* BEGIN PROVIDED MATERIAL *
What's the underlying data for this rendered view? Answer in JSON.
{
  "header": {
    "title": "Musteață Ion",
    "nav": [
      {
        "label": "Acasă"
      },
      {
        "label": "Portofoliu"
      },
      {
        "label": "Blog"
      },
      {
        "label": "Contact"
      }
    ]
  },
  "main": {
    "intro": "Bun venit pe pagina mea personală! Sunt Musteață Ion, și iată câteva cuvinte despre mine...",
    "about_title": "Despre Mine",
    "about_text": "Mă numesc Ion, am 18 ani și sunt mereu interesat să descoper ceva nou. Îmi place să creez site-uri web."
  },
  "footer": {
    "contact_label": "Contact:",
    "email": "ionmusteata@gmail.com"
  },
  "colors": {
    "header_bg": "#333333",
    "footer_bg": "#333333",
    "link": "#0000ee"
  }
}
* END PROVIDED MATERIAL *
Copy out each line exactly as written.

What's the underlying data for this rendered view? Answer in JSON.
{
  "header": {
    "title": "Musteață Ion",
    "nav": [
      {
        "label": "Acasă"
      },
      {
        "label": "Portofoliu"
      },
      {
        "label": "Blog"
      },
      {
        "label": "Contact"
      }
    ]
  },
  "main": {
    "intro": "Bun venit pe pagina mea personală! Sunt Musteață Ion, și iată câteva cuvinte despre mine...",
    "about_title": "Despre Mine",
    "about_text": "Mă numesc Ion, am 18 ani și sunt mereu interesat să descoper ceva nou. Îmi place să creez site-uri web."
  },
  "footer": {
    "contact_label": "Contact:",
    "email": "ionmusteata@gmail.com"
  },
  "colors": {
    "header_bg": "#333333",
    "footer_bg": "#333333",
    "link": "#0000ee"
  }
}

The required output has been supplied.